• TASK INSTRUCTIONS
Duplicate, word for word, the part of the text on custom software development that starts with the words containing "If you’re in" and ends with "the given environment.".

• PASSAGE TO READ
···

How to get started? First of all, make sure you have a figure for the budget.
Then collect as many sample documents as possible. If the goal of the project is to automate some document transformation, you should also provide us with manually built sample ‘before’ and ‘after’ documents.
Send the sample documents, and an extensive description of the goal you want to achieve to [email protected].
We’ll get back as soon as possible (typically within the week) after we’ve had a chance to review the material.
If you’re in a rush to get your script developed, we might need to disappoint you: we’re quite busy most of the time, so our turn-around times will often be at the very least a few weeks.
Custom Development vs. Off-the-Shelf Development
One way to reduce the overall cost of a custom bit of software is to reduce the amount of user-interface code we need to build.
In practice, we often find that the users of our software are quite computer-savvy, or they have good I.T. support in their company.
As a result, if the budget is limited, we often create ‘user-interface-less’ solutions. They don’t sport a nice user-interface, but the value of such nice user-interface is often minimal in the given environment.
Instead of developing a user-interface, such custom tools are most commonly configured by means of a human-readable settings file.
To (re)configure the software, you open the configuration file with a text editor, and tweak the settings.

···

[Collected data entries]
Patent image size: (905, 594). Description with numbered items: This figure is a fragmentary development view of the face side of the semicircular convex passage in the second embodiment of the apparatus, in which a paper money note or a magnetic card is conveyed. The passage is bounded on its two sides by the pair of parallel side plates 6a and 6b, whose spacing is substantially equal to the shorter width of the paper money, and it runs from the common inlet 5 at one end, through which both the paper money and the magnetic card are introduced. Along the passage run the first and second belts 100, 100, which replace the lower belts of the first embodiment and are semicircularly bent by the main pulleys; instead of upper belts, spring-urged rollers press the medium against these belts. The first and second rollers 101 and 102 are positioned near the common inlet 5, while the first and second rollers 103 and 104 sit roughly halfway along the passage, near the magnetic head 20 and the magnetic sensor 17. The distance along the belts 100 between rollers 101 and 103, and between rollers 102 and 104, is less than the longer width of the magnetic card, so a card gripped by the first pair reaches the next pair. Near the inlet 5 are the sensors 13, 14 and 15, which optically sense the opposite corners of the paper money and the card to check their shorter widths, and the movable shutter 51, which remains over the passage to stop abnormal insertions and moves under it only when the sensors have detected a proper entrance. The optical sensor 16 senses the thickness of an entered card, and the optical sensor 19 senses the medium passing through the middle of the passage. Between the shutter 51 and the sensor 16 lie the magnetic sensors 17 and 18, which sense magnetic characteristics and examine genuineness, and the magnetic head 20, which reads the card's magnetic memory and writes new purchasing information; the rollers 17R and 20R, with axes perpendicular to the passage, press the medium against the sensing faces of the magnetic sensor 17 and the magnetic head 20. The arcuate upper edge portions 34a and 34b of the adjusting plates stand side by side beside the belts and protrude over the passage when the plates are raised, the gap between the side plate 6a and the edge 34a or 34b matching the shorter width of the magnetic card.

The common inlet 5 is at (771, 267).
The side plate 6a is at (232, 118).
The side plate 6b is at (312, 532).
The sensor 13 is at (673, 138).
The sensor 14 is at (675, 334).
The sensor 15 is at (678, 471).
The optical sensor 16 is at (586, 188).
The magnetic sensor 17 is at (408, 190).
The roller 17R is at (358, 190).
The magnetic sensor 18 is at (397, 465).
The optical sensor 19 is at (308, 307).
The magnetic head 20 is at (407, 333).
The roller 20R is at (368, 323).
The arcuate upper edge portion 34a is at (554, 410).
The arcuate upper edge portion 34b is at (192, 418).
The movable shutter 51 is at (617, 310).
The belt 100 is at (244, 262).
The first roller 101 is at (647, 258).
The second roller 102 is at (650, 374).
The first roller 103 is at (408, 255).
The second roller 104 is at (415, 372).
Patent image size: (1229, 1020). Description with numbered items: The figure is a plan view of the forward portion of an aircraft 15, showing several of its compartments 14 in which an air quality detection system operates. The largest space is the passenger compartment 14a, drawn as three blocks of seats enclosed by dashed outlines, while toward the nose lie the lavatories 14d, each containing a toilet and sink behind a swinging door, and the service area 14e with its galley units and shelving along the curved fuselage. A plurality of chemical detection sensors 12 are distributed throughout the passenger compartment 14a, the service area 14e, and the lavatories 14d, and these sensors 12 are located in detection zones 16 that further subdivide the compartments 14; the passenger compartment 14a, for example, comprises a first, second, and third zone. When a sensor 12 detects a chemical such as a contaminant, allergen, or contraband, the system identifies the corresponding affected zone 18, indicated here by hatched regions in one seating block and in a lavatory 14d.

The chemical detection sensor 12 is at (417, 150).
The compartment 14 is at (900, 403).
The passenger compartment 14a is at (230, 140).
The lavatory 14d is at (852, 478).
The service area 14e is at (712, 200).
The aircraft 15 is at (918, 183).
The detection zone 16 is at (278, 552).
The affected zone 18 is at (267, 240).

···

• REPLY TO THE EXERCISE
If you’re in a rush to get your script developed, we might need to disappoint you: we’re quite busy most of the time, so our turn-around times will often be at the very least a few weeks.
Custom Development vs. Off-the-Shelf Development
One way to reduce the overall cost of a custom bit of software is to reduce the amount of user-interface code we need to build.
In practice, we often find that the users of our software are quite computer-savvy, or they have good I.T. support in their company.
As a result, if the budget is limited, we often create ‘user-interface-less’ solutions. They don’t sport a nice user-interface, but the value of such nice user-interface is often minimal in the given environment.